- _Instruction_: Copy the records below exactly, leaving out every picture.

----- Material provided

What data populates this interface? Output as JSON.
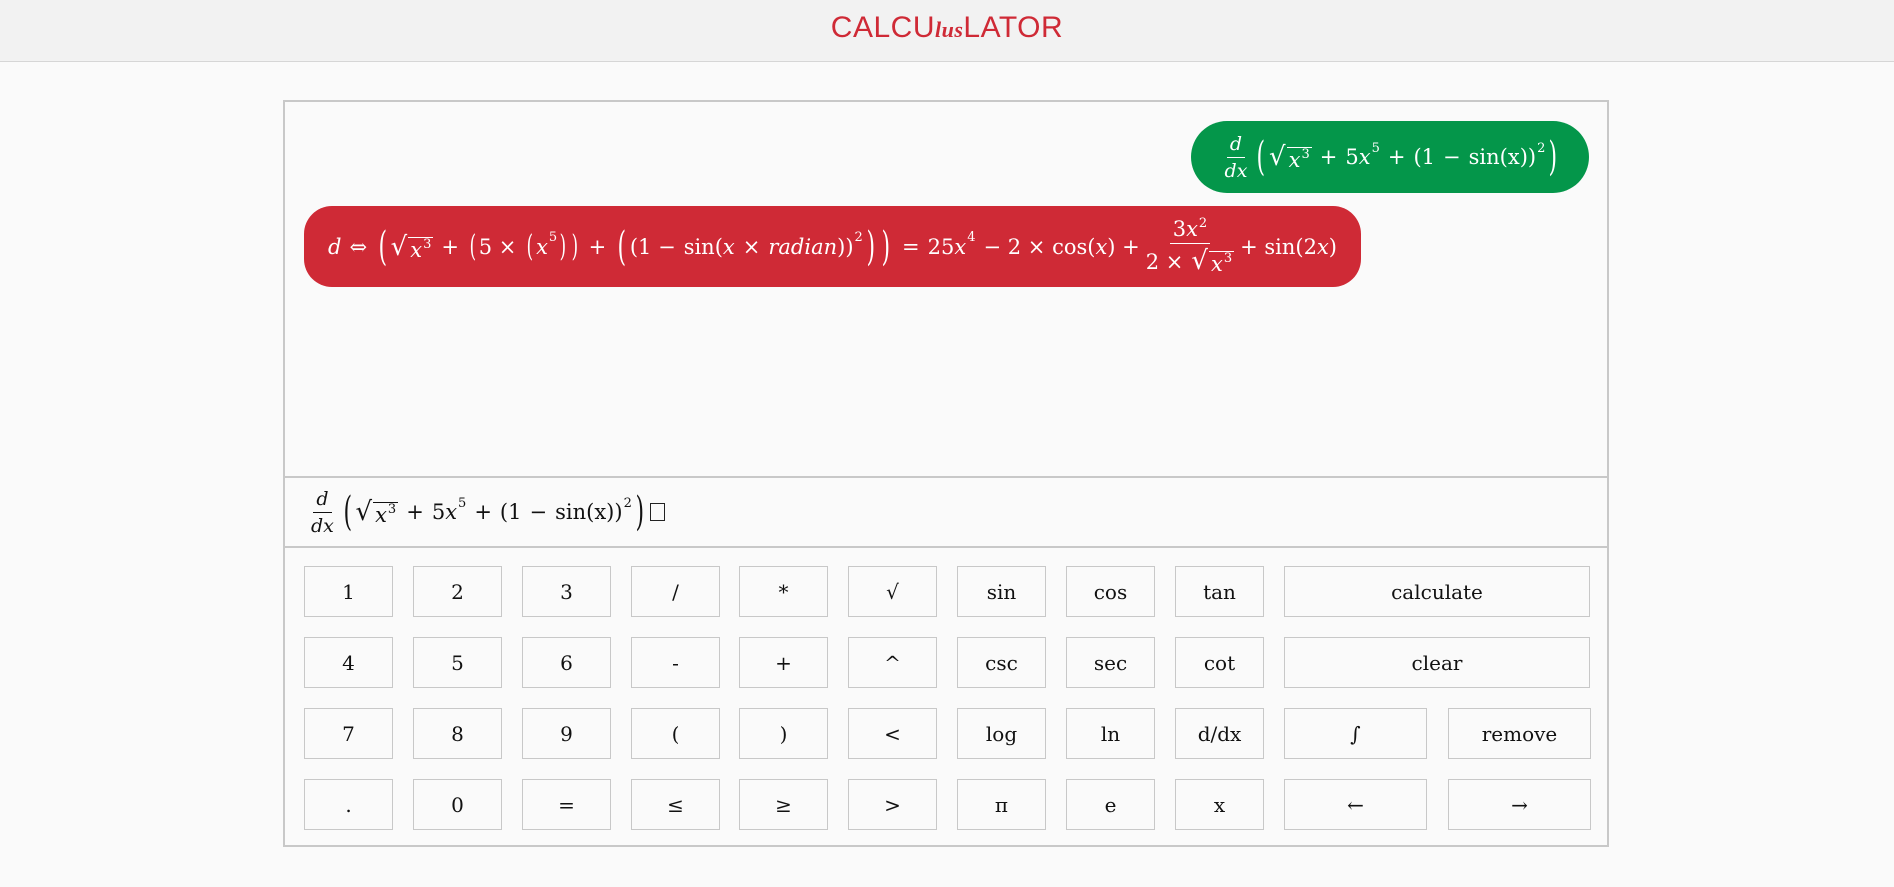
{
  "header": {
    "brand_left": "CALCU",
    "brand_mid": "lus",
    "brand_right": "LATOR",
    "brand_color": "#cf2a36"
  },
  "history": {
    "question_color": "#04964a",
    "answer_color": "#cf2a36",
    "question": {
      "deriv_num": "d",
      "deriv_den": "dx",
      "x3_base": "x",
      "x3_exp": "3",
      "plus1": "+",
      "coef5": "5",
      "x5_base": "x",
      "x5_exp": "5",
      "plus2": "+",
      "paren_open": "(",
      "one": "1",
      "minus": "−",
      "sin": "sin",
      "arg": "(x)",
      "paren_close": ")",
      "sq_exp": "2"
    },
    "answer": {
      "d": "d",
      "iff": "⇔",
      "x3_base": "x",
      "x3_exp": "3",
      "plus1": "+",
      "five_times": "5 ×",
      "x5_base": "x",
      "x5_exp": "5",
      "plus2": "+",
      "one_minus": "1 −",
      "sin": "sin",
      "arg_open": "(",
      "arg_x": "x",
      "times": "×",
      "radian": "radian",
      "arg_close": "))",
      "sq_exp": "2",
      "equals": "=",
      "term1": "25",
      "term1_var": "x",
      "term1_exp": "4",
      "term2": "− 2 × cos(",
      "term2_var": "x",
      "term2_close": ") +",
      "frac_num_coef": "3",
      "frac_num_var": "x",
      "frac_num_exp": "2",
      "frac_den_coef": "2 ×",
      "frac_den_var": "x",
      "frac_den_exp": "3",
      "tail": "+ sin(2",
      "tail_var": "x",
      "tail_close": ")"
    }
  },
  "input": {
    "deriv_num": "d",
    "deriv_den": "dx",
    "x3_base": "x",
    "x3_exp": "3",
    "plus1": "+",
    "coef5": "5",
    "x5_base": "x",
    "x5_exp": "5",
    "plus2": "+",
    "paren_open": "(",
    "one": "1",
    "minus": "−",
    "sin": "sin",
    "arg": "(x)",
    "paren_close": ")",
    "sq_exp": "2"
  },
  "keypad": {
    "keys": [
      {
        "label": "1",
        "name": "key-1"
      },
      {
        "label": "2",
        "name": "key-2"
      },
      {
        "label": "3",
        "name": "key-3"
      },
      {
        "label": "/",
        "name": "key-divide"
      },
      {
        "label": "*",
        "name": "key-multiply"
      },
      {
        "label": "√",
        "name": "key-sqrt"
      },
      {
        "label": "sin",
        "name": "key-sin"
      },
      {
        "label": "cos",
        "name": "key-cos"
      },
      {
        "label": "tan",
        "name": "key-tan"
      },
      {
        "label": "calculate",
        "name": "calculate-button"
      },
      {
        "label": "4",
        "name": "key-4"
      },
      {
        "label": "5",
        "name": "key-5"
      },
      {
        "label": "6",
        "name": "key-6"
      },
      {
        "label": "-",
        "name": "key-minus"
      },
      {
        "label": "+",
        "name": "key-plus"
      },
      {
        "label": "^",
        "name": "key-power"
      },
      {
        "label": "csc",
        "name": "key-csc"
      },
      {
        "label": "sec",
        "name": "key-sec"
      },
      {
        "label": "cot",
        "name": "key-cot"
      },
      {
        "label": "clear",
        "name": "clear-button"
      },
      {
        "label": "7",
        "name": "key-7"
      },
      {
        "label": "8",
        "name": "key-8"
      },
      {
        "label": "9",
        "name": "key-9"
      },
      {
        "label": "(",
        "name": "key-open-paren"
      },
      {
        "label": ")",
        "name": "key-close-paren"
      },
      {
        "label": "<",
        "name": "key-less-than"
      },
      {
        "label": "log",
        "name": "key-log"
      },
      {
        "label": "ln",
        "name": "key-ln"
      },
      {
        "label": "d/dx",
        "name": "key-derivative"
      },
      {
        "label": "∫",
        "name": "key-integral"
      },
      {
        "label": "remove",
        "name": "remove-button"
      },
      {
        "label": ".",
        "name": "key-decimal"
      },
      {
        "label": "0",
        "name": "key-0"
      },
      {
        "label": "=",
        "name": "key-equals"
      },
      {
        "label": "≤",
        "name": "key-less-equal"
      },
      {
        "label": "≥",
        "name": "key-greater-equal"
      },
      {
        "label": ">",
        "name": "key-greater-than"
      },
      {
        "label": "π",
        "name": "key-pi"
      },
      {
        "label": "e",
        "name": "key-e"
      },
      {
        "label": "x",
        "name": "key-x"
      },
      {
        "label": "←",
        "name": "cursor-left-button"
      },
      {
        "label": "→",
        "name": "cursor-right-button"
      }
    ]
  }
}
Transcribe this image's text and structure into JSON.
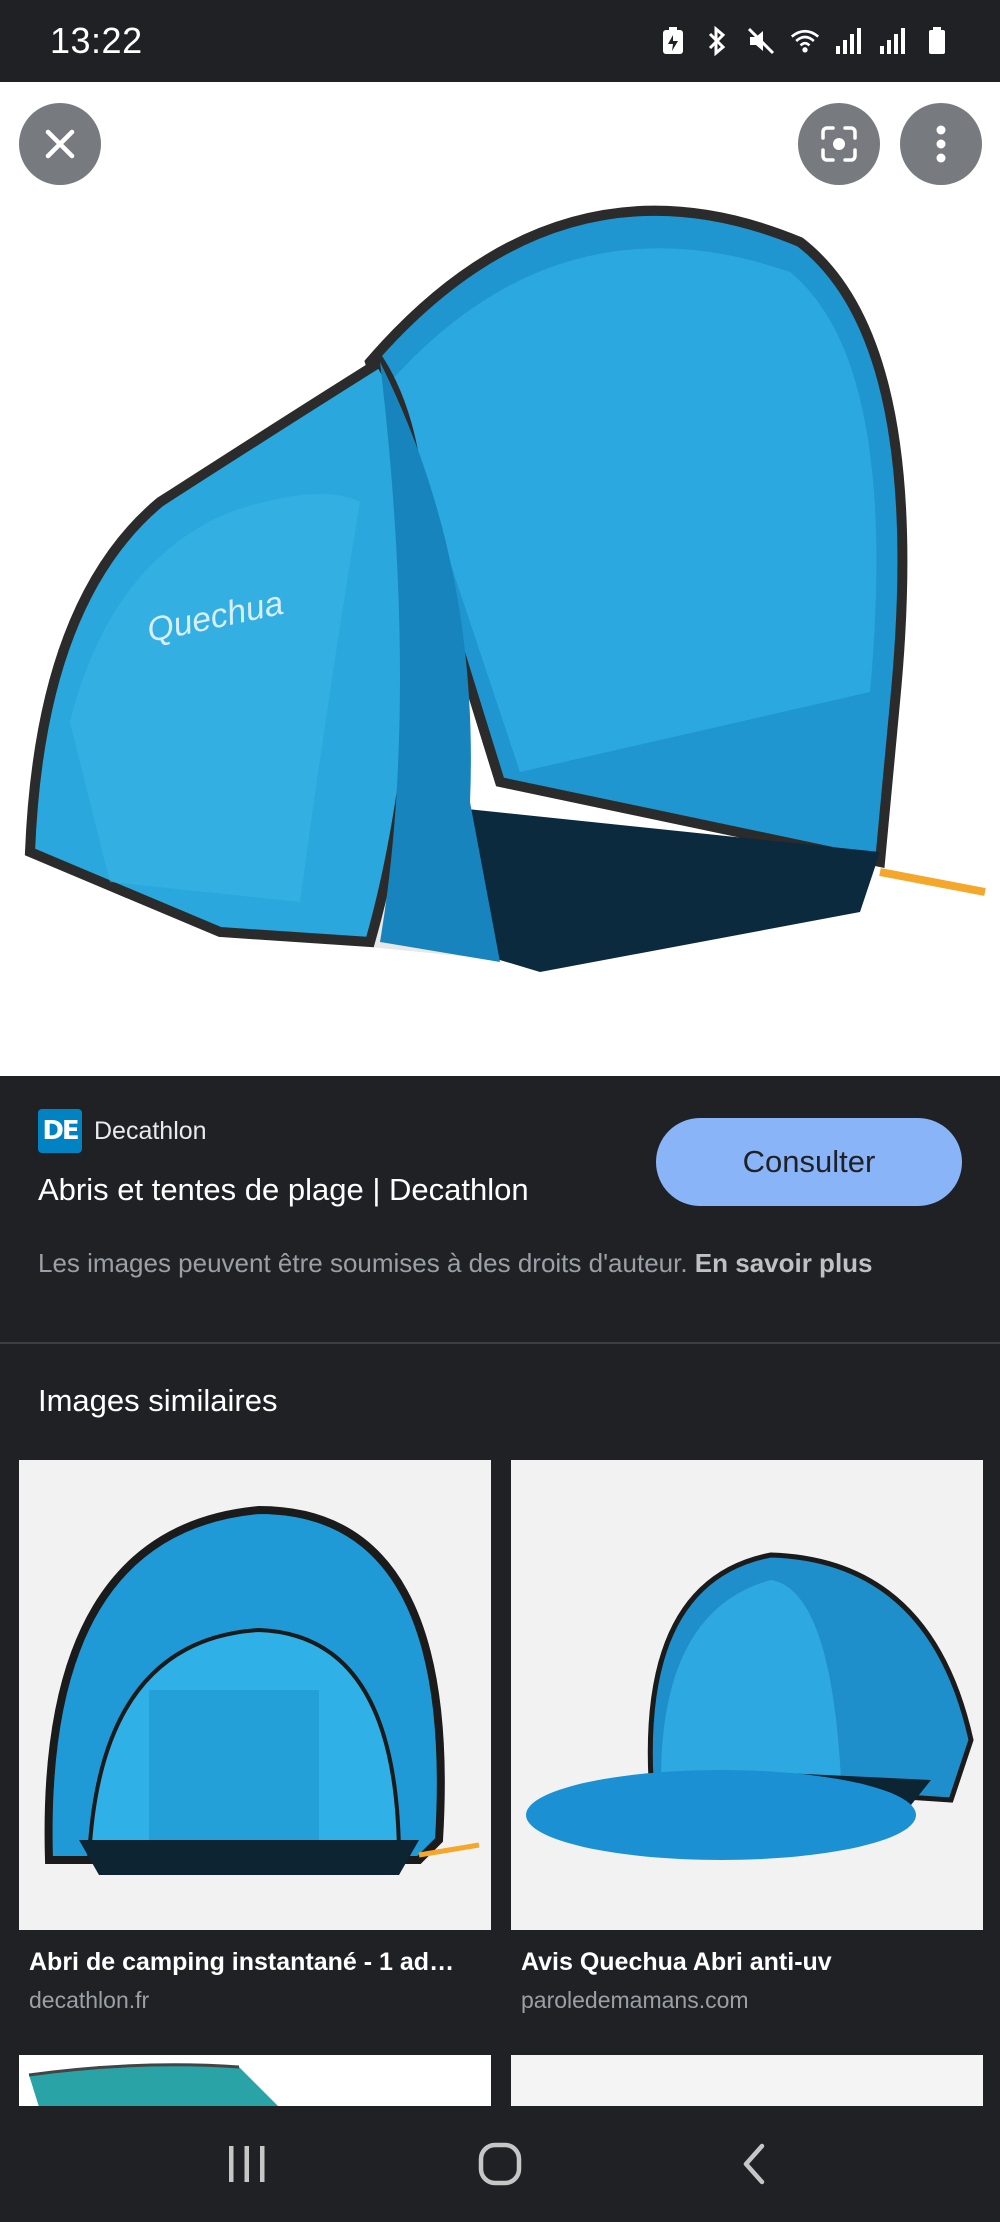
{
  "status_bar": {
    "time": "13:22",
    "icons": [
      "battery-saver-icon",
      "bluetooth-icon",
      "mute-icon",
      "wifi-icon",
      "signal-icon",
      "signal-icon",
      "battery-icon"
    ]
  },
  "hero": {
    "close_icon": "close-icon",
    "lens_icon": "lens-icon",
    "more_icon": "more-vert-icon",
    "tent_logo_text": "Quechua"
  },
  "source": {
    "logo_text": "DE",
    "name": "Decathlon",
    "title": "Abris et tentes de plage | Decathlon",
    "button_label": "Consulter"
  },
  "copyright": {
    "text": "Les images peuvent être soumises à des droits d'auteur. ",
    "learn_more": "En savoir plus"
  },
  "similar": {
    "heading": "Images similaires",
    "items": [
      {
        "title": "Abri de camping instantané - 1 ad…",
        "domain": "decathlon.fr"
      },
      {
        "title": "Avis Quechua Abri anti-uv",
        "domain": "paroledemamans.com"
      },
      {
        "title": "",
        "domain": ""
      },
      {
        "title": "",
        "domain": ""
      }
    ]
  },
  "nav": {
    "recents_icon": "recents-icon",
    "home_icon": "home-icon",
    "back_icon": "back-icon"
  },
  "colors": {
    "accent": "#8ab4f8",
    "background": "#202124",
    "tent_blue": "#2aa7dc",
    "decathlon_blue": "#0082c3"
  }
}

----------

- _Answer below_:
What data populates this interface? Output as JSON.
{
  "header": {
    "brand_left": "CALCU",
    "brand_mid": "lus",
    "brand_right": "LATOR",
    "brand_color": "#cf2a36"
  },
  "history": {
    "question_color": "#04964a",
    "answer_color": "#cf2a36",
    "question": {
      "deriv_num": "d",
      "deriv_den": "dx",
      "x3_base": "x",
      "x3_exp": "3",
      "plus1": "+",
      "coef5": "5",
      "x5_base": "x",
      "x5_exp": "5",
      "plus2": "+",
      "paren_open": "(",
      "one": "1",
      "minus": "−",
      "sin": "sin",
      "arg": "(x)",
      "paren_close": ")",
      "sq_exp": "2"
    },
    "answer": {
      "d": "d",
      "iff": "⇔",
      "x3_base": "x",
      "x3_exp": "3",
      "plus1": "+",
      "five_times": "5 ×",
      "x5_base": "x",
      "x5_exp": "5",
      "plus2": "+",
      "one_minus": "1 −",
      "sin": "sin",
      "arg_open": "(",
      "arg_x": "x",
      "times": "×",
      "radian": "radian",
      "arg_close": "))",
      "sq_exp": "2",
      "equals": "=",
      "term1": "25",
      "term1_var": "x",
      "term1_exp": "4",
      "term2": "− 2 × cos(",
      "term2_var": "x",
      "term2_close": ") +",
      "frac_num_coef": "3",
      "frac_num_var": "x",
      "frac_num_exp": "2",
      "frac_den_coef": "2 ×",
      "frac_den_var": "x",
      "frac_den_exp": "3",
      "tail": "+ sin(2",
      "tail_var": "x",
      "tail_close": ")"
    }
  },
  "input": {
    "deriv_num": "d",
    "deriv_den": "dx",
    "x3_base": "x",
    "x3_exp": "3",
    "plus1": "+",
    "coef5": "5",
    "x5_base": "x",
    "x5_exp": "5",
    "plus2": "+",
    "paren_open": "(",
    "one": "1",
    "minus": "−",
    "sin": "sin",
    "arg": "(x)",
    "paren_close": ")",
    "sq_exp": "2"
  },
  "keypad": {
    "keys": [
      {
        "label": "1",
        "name": "key-1"
      },
      {
        "label": "2",
        "name": "key-2"
      },
      {
        "label": "3",
        "name": "key-3"
      },
      {
        "label": "/",
        "name": "key-divide"
      },
      {
        "label": "*",
        "name": "key-multiply"
      },
      {
        "label": "√",
        "name": "key-sqrt"
      },
      {
        "label": "sin",
        "name": "key-sin"
      },
      {
        "label": "cos",
        "name": "key-cos"
      },
      {
        "label": "tan",
        "name": "key-tan"
      },
      {
        "label": "calculate",
        "name": "calculate-button"
      },
      {
        "label": "4",
        "name": "key-4"
      },
      {
        "label": "5",
        "name": "key-5"
      },
      {
        "label": "6",
        "name": "key-6"
      },
      {
        "label": "-",
        "name": "key-minus"
      },
      {
        "label": "+",
        "name": "key-plus"
      },
      {
        "label": "^",
        "name": "key-power"
      },
      {
        "label": "csc",
        "name": "key-csc"
      },
      {
        "label": "sec",
        "name": "key-sec"
      },
      {
        "label": "cot",
        "name": "key-cot"
      },
      {
        "label": "clear",
        "name": "clear-button"
      },
      {
        "label": "7",
        "name": "key-7"
      },
      {
        "label": "8",
        "name": "key-8"
      },
      {
        "label": "9",
        "name": "key-9"
      },
      {
        "label": "(",
        "name": "key-open-paren"
      },
      {
        "label": ")",
        "name": "key-close-paren"
      },
      {
        "label": "<",
        "name": "key-less-than"
      },
      {
        "label": "log",
        "name": "key-log"
      },
      {
        "label": "ln",
        "name": "key-ln"
      },
      {
        "label": "d/dx",
        "name": "key-derivative"
      },
      {
        "label": "∫",
        "name": "key-integral"
      },
      {
        "label": "remove",
        "name": "remove-button"
      },
      {
        "label": ".",
        "name": "key-decimal"
      },
      {
        "label": "0",
        "name": "key-0"
      },
      {
        "label": "=",
        "name": "key-equals"
      },
      {
        "label": "≤",
        "name": "key-less-equal"
      },
      {
        "label": "≥",
        "name": "key-greater-equal"
      },
      {
        "label": ">",
        "name": "key-greater-than"
      },
      {
        "label": "π",
        "name": "key-pi"
      },
      {
        "label": "e",
        "name": "key-e"
      },
      {
        "label": "x",
        "name": "key-x"
      },
      {
        "label": "←",
        "name": "cursor-left-button"
      },
      {
        "label": "→",
        "name": "cursor-right-button"
      }
    ]
  }
}
Transcribe this image's text and structure into JSON.
{
  "status_bar": {
    "time": "13:22",
    "icons": [
      "battery-saver-icon",
      "bluetooth-icon",
      "mute-icon",
      "wifi-icon",
      "signal-icon",
      "signal-icon",
      "battery-icon"
    ]
  },
  "hero": {
    "close_icon": "close-icon",
    "lens_icon": "lens-icon",
    "more_icon": "more-vert-icon",
    "tent_logo_text": "Quechua"
  },
  "source": {
    "logo_text": "DE",
    "name": "Decathlon",
    "title": "Abris et tentes de plage | Decathlon",
    "button_label": "Consulter"
  },
  "copyright": {
    "text": "Les images peuvent être soumises à des droits d'auteur. ",
    "learn_more": "En savoir plus"
  },
  "similar": {
    "heading": "Images similaires",
    "items": [
      {
        "title": "Abri de camping instantané - 1 ad…",
        "domain": "decathlon.fr"
      },
      {
        "title": "Avis Quechua Abri anti-uv",
        "domain": "paroledemamans.com"
      },
      {
        "title": "",
        "domain": ""
      },
      {
        "title": "",
        "domain": ""
      }
    ]
  },
  "nav": {
    "recents_icon": "recents-icon",
    "home_icon": "home-icon",
    "back_icon": "back-icon"
  },
  "colors": {
    "accent": "#8ab4f8",
    "background": "#202124",
    "tent_blue": "#2aa7dc",
    "decathlon_blue": "#0082c3"
  }
}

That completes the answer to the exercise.